_Written instruction_. Each record below should be repeated precisely as written.

Start Supplied records

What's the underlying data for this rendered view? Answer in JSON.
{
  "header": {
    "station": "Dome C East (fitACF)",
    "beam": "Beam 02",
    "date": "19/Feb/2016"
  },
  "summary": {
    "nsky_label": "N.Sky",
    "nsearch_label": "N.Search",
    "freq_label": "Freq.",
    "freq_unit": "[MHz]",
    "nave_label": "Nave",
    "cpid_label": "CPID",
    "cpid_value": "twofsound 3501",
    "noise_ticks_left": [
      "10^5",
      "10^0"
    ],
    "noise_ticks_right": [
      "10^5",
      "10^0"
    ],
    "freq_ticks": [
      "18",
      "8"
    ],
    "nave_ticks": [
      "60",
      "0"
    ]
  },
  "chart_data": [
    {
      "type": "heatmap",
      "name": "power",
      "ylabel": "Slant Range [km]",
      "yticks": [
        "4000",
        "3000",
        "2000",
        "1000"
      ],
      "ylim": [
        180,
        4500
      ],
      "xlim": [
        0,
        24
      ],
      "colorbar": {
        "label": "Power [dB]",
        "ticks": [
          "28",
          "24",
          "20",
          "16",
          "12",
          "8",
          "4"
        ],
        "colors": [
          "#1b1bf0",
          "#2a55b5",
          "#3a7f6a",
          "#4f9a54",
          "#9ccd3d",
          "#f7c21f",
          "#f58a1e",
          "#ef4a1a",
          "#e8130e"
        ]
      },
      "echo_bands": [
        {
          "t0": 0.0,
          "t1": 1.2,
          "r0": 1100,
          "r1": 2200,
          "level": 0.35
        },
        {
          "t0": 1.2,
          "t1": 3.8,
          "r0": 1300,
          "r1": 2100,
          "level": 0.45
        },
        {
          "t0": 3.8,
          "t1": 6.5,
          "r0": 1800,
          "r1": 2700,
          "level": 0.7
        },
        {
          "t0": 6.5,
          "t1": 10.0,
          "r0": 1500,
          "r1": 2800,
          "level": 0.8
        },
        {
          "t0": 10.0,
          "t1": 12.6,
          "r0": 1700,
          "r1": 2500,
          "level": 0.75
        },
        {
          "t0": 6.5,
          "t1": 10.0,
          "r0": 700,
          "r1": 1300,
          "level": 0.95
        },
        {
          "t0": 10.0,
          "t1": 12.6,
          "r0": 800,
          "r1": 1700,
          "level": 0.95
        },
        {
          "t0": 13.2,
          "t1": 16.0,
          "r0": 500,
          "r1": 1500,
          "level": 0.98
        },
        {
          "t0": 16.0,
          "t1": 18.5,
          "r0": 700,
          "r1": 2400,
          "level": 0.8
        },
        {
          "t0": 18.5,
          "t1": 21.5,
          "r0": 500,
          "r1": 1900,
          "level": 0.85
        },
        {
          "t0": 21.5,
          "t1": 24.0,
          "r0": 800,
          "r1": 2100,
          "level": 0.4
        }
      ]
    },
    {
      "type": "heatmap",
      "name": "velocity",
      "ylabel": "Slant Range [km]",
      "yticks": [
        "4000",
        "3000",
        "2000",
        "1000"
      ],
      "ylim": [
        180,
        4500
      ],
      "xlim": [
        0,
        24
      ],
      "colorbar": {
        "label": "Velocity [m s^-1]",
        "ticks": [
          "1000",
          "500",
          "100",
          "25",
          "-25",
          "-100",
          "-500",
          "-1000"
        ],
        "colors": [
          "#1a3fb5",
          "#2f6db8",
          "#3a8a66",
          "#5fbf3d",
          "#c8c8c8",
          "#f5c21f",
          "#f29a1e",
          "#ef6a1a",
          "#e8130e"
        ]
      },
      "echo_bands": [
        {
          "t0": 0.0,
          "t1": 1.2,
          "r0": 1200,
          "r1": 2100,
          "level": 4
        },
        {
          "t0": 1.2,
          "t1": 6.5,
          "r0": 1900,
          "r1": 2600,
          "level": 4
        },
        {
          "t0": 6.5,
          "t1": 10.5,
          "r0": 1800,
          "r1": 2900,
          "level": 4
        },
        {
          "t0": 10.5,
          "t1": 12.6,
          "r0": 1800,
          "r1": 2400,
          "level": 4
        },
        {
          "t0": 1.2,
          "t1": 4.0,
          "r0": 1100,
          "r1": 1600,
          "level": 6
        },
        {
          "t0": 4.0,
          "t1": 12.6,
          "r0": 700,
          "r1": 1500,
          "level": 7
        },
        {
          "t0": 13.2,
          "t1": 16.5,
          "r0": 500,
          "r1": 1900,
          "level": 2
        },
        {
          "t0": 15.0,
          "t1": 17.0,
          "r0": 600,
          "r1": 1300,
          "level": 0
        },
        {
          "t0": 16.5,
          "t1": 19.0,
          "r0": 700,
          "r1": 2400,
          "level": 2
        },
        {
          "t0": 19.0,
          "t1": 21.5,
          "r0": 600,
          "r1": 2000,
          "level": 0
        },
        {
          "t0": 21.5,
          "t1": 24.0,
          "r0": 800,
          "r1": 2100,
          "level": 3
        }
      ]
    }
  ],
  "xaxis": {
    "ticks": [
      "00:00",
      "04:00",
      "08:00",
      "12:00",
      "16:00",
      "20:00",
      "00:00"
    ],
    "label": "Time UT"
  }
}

End Supplied records

_Task result_.
What's the underlying data for this rendered view? Answer in JSON.
{
  "header": {
    "station": "Dome C East (fitACF)",
    "beam": "Beam 02",
    "date": "19/Feb/2016"
  },
  "summary": {
    "nsky_label": "N.Sky",
    "nsearch_label": "N.Search",
    "freq_label": "Freq.",
    "freq_unit": "[MHz]",
    "nave_label": "Nave",
    "cpid_label": "CPID",
    "cpid_value": "twofsound 3501",
    "noise_ticks_left": [
      "10^5",
      "10^0"
    ],
    "noise_ticks_right": [
      "10^5",
      "10^0"
    ],
    "freq_ticks": [
      "18",
      "8"
    ],
    "nave_ticks": [
      "60",
      "0"
    ]
  },
  "chart_data": [
    {
      "type": "heatmap",
      "name": "power",
      "ylabel": "Slant Range [km]",
      "yticks": [
        "4000",
        "3000",
        "2000",
        "1000"
      ],
      "ylim": [
        180,
        4500
      ],
      "xlim": [
        0,
        24
      ],
      "colorbar": {
        "label": "Power [dB]",
        "ticks": [
          "28",
          "24",
          "20",
          "16",
          "12",
          "8",
          "4"
        ],
        "colors": [
          "#1b1bf0",
          "#2a55b5",
          "#3a7f6a",
          "#4f9a54",
          "#9ccd3d",
          "#f7c21f",
          "#f58a1e",
          "#ef4a1a",
          "#e8130e"
        ]
      },
      "echo_bands": [
        {
          "t0": 0.0,
          "t1": 1.2,
          "r0": 1100,
          "r1": 2200,
          "level": 0.35
        },
        {
          "t0": 1.2,
          "t1": 3.8,
          "r0": 1300,
          "r1": 2100,
          "level": 0.45
        },
        {
          "t0": 3.8,
          "t1": 6.5,
          "r0": 1800,
          "r1": 2700,
          "level": 0.7
        },
        {
          "t0": 6.5,
          "t1": 10.0,
          "r0": 1500,
          "r1": 2800,
          "level": 0.8
        },
        {
          "t0": 10.0,
          "t1": 12.6,
          "r0": 1700,
          "r1": 2500,
          "level": 0.75
        },
        {
          "t0": 6.5,
          "t1": 10.0,
          "r0": 700,
          "r1": 1300,
          "level": 0.95
        },
        {
          "t0": 10.0,
          "t1": 12.6,
          "r0": 800,
          "r1": 1700,
          "level": 0.95
        },
        {
          "t0": 13.2,
          "t1": 16.0,
          "r0": 500,
          "r1": 1500,
          "level": 0.98
        },
        {
          "t0": 16.0,
          "t1": 18.5,
          "r0": 700,
          "r1": 2400,
          "level": 0.8
        },
        {
          "t0": 18.5,
          "t1": 21.5,
          "r0": 500,
          "r1": 1900,
          "level": 0.85
        },
        {
          "t0": 21.5,
          "t1": 24.0,
          "r0": 800,
          "r1": 2100,
          "level": 0.4
        }
      ]
    },
    {
      "type": "heatmap",
      "name": "velocity",
      "ylabel": "Slant Range [km]",
      "yticks": [
        "4000",
        "3000",
        "2000",
        "1000"
      ],
      "ylim": [
        180,
        4500
      ],
      "xlim": [
        0,
        24
      ],
      "colorbar": {
        "label": "Velocity [m s^-1]",
        "ticks": [
          "1000",
          "500",
          "100",
          "25",
          "-25",
          "-100",
          "-500",
          "-1000"
        ],
        "colors": [
          "#1a3fb5",
          "#2f6db8",
          "#3a8a66",
          "#5fbf3d",
          "#c8c8c8",
          "#f5c21f",
          "#f29a1e",
          "#ef6a1a",
          "#e8130e"
        ]
      },
      "echo_bands": [
        {
          "t0": 0.0,
          "t1": 1.2,
          "r0": 1200,
          "r1": 2100,
          "level": 4
        },
        {
          "t0": 1.2,
          "t1": 6.5,
          "r0": 1900,
          "r1": 2600,
          "level": 4
        },
        {
          "t0": 6.5,
          "t1": 10.5,
          "r0": 1800,
          "r1": 2900,
          "level": 4
        },
        {
          "t0": 10.5,
          "t1": 12.6,
          "r0": 1800,
          "r1": 2400,
          "level": 4
        },
        {
          "t0": 1.2,
          "t1": 4.0,
          "r0": 1100,
          "r1": 1600,
          "level": 6
        },
        {
          "t0": 4.0,
          "t1": 12.6,
          "r0": 700,
          "r1": 1500,
          "level": 7
        },
        {
          "t0": 13.2,
          "t1": 16.5,
          "r0": 500,
          "r1": 1900,
          "level": 2
        },
        {
          "t0": 15.0,
          "t1": 17.0,
          "r0": 600,
          "r1": 1300,
          "level": 0
        },
        {
          "t0": 16.5,
          "t1": 19.0,
          "r0": 700,
          "r1": 2400,
          "level": 2
        },
        {
          "t0": 19.0,
          "t1": 21.5,
          "r0": 600,
          "r1": 2000,
          "level": 0
        },
        {
          "t0": 21.5,
          "t1": 24.0,
          "r0": 800,
          "r1": 2100,
          "level": 3
        }
      ]
    }
  ],
  "xaxis": {
    "ticks": [
      "00:00",
      "04:00",
      "08:00",
      "12:00",
      "16:00",
      "20:00",
      "00:00"
    ],
    "label": "Time UT"
  }
}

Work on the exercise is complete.